Pick out and copy every row that contains the string "warmup". Case matters.

===== Records shown

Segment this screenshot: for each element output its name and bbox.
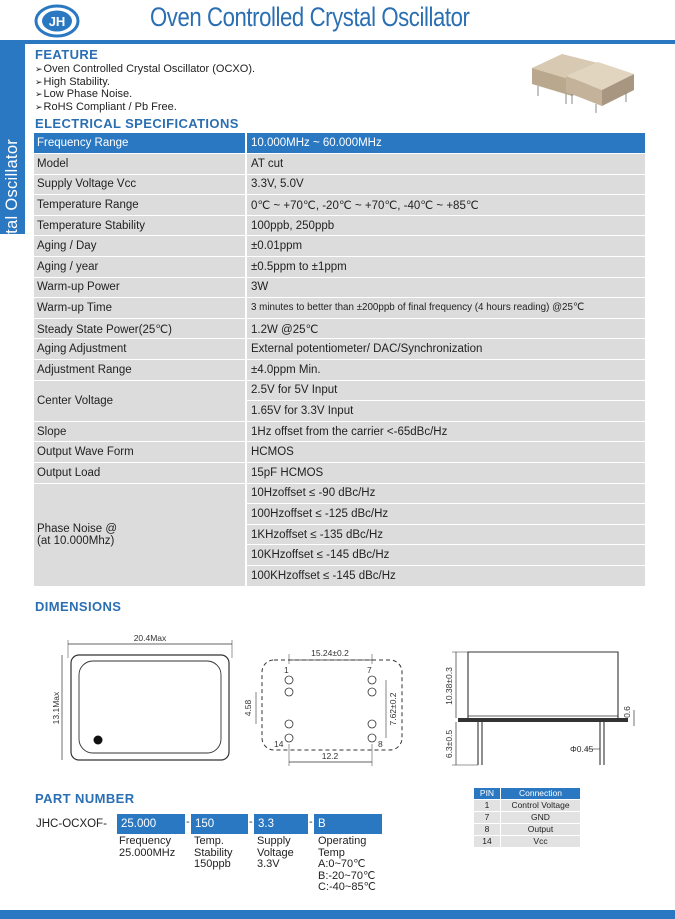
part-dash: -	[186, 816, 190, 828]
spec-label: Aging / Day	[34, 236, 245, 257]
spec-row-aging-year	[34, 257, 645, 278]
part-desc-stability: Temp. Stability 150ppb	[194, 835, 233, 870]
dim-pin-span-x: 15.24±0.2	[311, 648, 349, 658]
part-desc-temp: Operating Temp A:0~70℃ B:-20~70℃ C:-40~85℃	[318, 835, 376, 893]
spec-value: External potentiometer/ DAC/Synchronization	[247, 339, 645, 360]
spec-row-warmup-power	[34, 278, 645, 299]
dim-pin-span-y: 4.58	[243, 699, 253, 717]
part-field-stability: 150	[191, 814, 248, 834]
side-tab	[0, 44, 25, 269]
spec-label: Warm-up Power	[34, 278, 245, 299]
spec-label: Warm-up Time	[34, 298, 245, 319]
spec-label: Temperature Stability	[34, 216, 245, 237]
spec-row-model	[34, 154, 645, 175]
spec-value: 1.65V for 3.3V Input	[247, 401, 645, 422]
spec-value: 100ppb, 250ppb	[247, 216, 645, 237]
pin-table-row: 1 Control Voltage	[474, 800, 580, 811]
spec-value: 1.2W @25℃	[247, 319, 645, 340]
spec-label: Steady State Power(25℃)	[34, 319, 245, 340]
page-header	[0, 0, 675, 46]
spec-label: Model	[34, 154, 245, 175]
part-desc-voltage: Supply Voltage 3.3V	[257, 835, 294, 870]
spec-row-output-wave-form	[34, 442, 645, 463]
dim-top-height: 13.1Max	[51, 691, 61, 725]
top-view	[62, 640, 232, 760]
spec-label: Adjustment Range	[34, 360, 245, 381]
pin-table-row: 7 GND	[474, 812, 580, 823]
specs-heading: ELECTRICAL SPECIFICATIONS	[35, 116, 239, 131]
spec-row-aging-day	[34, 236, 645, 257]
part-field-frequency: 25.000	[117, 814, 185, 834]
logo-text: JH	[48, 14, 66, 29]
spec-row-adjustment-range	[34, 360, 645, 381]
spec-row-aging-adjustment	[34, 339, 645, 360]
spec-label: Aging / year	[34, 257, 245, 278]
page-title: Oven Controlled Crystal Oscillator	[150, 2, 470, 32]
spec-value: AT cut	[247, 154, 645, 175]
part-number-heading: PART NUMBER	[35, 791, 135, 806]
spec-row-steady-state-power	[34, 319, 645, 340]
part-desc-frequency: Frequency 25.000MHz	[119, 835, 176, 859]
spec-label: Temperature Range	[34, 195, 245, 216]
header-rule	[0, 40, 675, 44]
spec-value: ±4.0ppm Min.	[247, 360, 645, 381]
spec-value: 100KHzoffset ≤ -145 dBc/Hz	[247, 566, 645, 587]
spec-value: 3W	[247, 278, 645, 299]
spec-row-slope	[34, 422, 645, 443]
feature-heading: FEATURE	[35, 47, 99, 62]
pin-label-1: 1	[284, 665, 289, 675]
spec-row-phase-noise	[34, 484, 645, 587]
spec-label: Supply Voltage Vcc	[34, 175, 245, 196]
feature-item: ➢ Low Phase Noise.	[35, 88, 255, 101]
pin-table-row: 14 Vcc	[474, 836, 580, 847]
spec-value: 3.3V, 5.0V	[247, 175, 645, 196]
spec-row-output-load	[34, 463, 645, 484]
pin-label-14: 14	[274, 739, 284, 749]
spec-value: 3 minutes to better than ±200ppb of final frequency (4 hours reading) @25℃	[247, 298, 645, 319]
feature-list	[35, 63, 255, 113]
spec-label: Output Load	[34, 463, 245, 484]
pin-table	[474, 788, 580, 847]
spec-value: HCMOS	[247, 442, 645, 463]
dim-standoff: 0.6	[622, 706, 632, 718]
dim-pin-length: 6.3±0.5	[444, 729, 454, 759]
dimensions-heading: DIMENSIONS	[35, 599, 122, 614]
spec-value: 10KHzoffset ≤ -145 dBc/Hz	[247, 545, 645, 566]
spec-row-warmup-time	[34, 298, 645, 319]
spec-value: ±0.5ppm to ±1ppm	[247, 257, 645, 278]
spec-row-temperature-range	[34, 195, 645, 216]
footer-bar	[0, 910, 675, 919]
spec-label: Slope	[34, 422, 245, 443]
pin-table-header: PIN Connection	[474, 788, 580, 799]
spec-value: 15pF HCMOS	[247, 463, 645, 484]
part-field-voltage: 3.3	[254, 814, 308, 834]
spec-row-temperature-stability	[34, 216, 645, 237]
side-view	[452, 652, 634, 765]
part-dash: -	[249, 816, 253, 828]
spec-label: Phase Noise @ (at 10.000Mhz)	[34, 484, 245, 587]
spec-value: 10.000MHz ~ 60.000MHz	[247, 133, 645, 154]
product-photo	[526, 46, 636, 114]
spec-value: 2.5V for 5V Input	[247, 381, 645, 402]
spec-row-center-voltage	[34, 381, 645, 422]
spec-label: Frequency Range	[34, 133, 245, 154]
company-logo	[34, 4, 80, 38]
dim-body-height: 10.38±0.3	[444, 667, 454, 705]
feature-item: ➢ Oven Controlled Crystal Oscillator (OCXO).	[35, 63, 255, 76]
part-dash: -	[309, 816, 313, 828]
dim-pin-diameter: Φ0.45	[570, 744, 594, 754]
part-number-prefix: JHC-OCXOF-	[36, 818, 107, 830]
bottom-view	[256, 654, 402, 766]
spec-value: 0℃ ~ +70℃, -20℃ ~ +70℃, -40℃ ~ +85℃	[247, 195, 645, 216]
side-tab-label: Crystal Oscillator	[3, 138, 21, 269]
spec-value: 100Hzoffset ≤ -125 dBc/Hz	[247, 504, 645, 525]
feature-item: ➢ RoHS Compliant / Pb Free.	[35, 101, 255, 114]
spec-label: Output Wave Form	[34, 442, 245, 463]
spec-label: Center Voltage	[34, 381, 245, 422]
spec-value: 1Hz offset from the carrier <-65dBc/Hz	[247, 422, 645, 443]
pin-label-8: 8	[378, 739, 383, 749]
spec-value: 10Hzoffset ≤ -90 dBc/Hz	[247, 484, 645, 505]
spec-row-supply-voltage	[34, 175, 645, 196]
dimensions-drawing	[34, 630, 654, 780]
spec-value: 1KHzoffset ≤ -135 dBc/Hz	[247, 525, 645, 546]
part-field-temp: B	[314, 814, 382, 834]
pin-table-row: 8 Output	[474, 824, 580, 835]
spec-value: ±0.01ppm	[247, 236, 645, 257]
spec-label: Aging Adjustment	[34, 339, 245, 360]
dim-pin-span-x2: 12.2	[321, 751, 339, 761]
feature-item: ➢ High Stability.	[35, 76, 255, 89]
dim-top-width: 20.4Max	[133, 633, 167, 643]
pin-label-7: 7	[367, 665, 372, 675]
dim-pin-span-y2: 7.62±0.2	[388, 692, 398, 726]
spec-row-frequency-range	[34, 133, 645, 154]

==========
===== Records shown

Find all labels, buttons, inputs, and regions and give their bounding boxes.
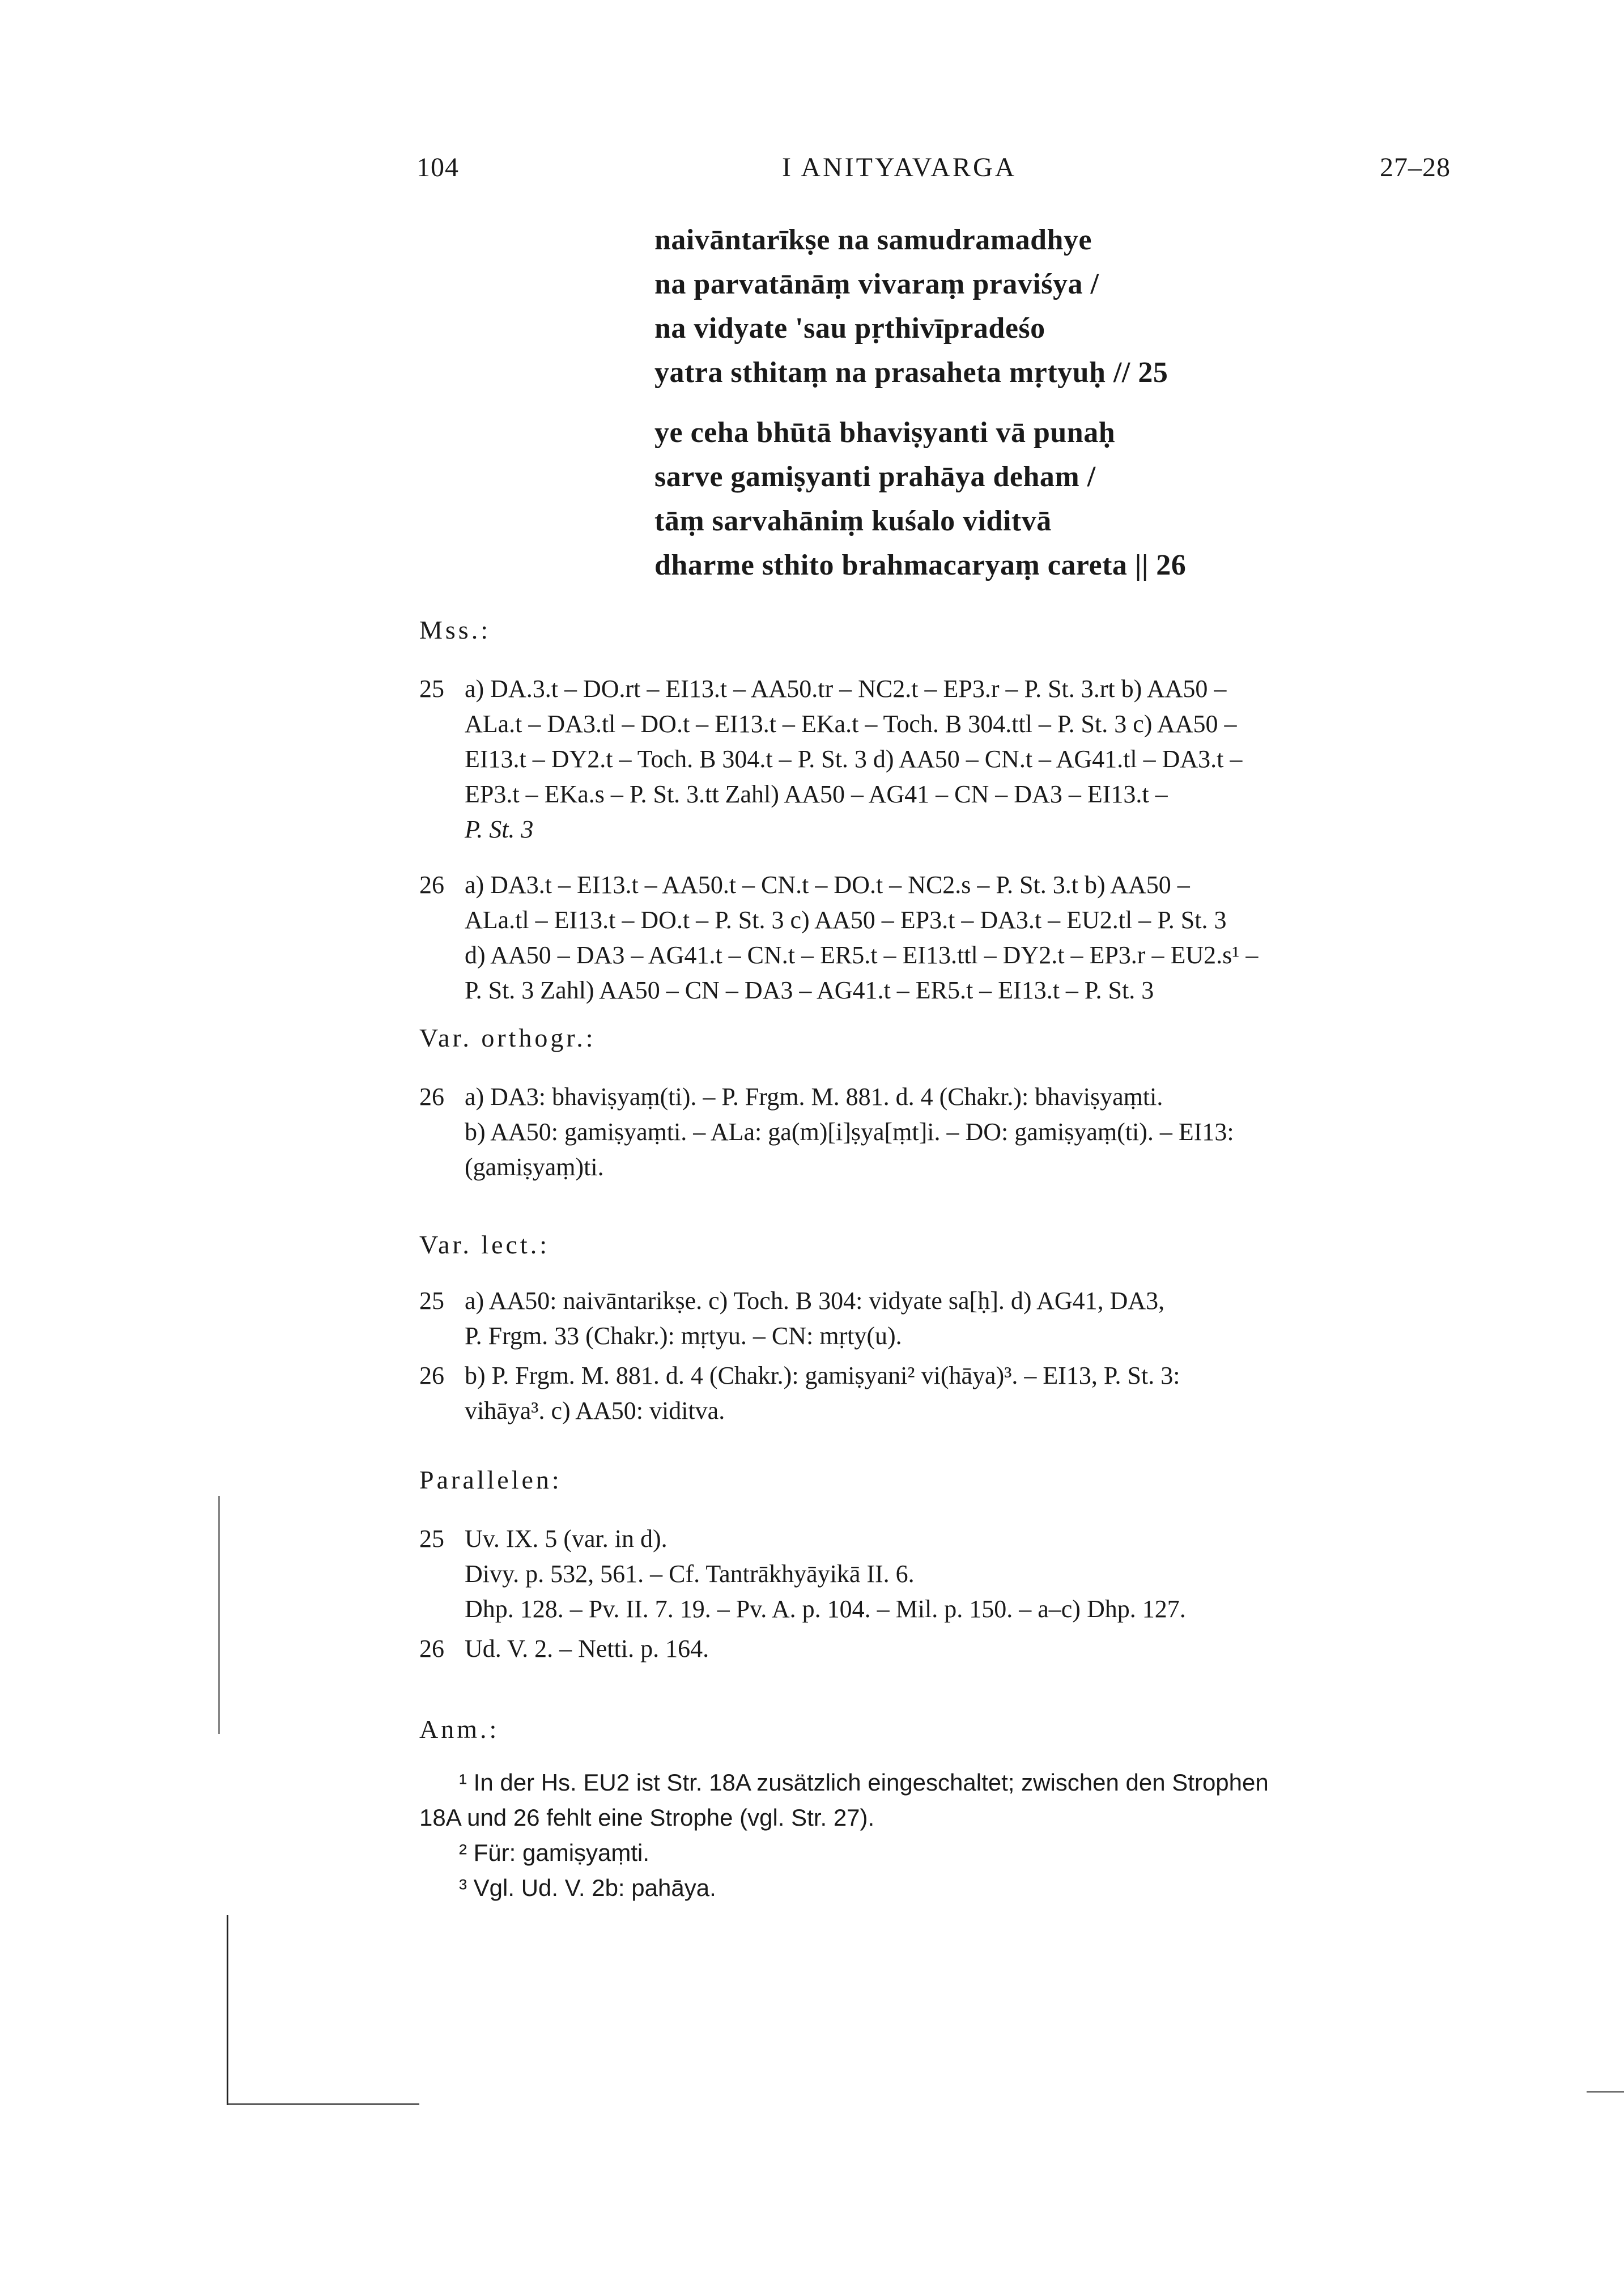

==========

■ Exercise output
spec-row-warmup-power	[34, 278, 645, 299]
spec-row-warmup-time	[34, 298, 645, 319]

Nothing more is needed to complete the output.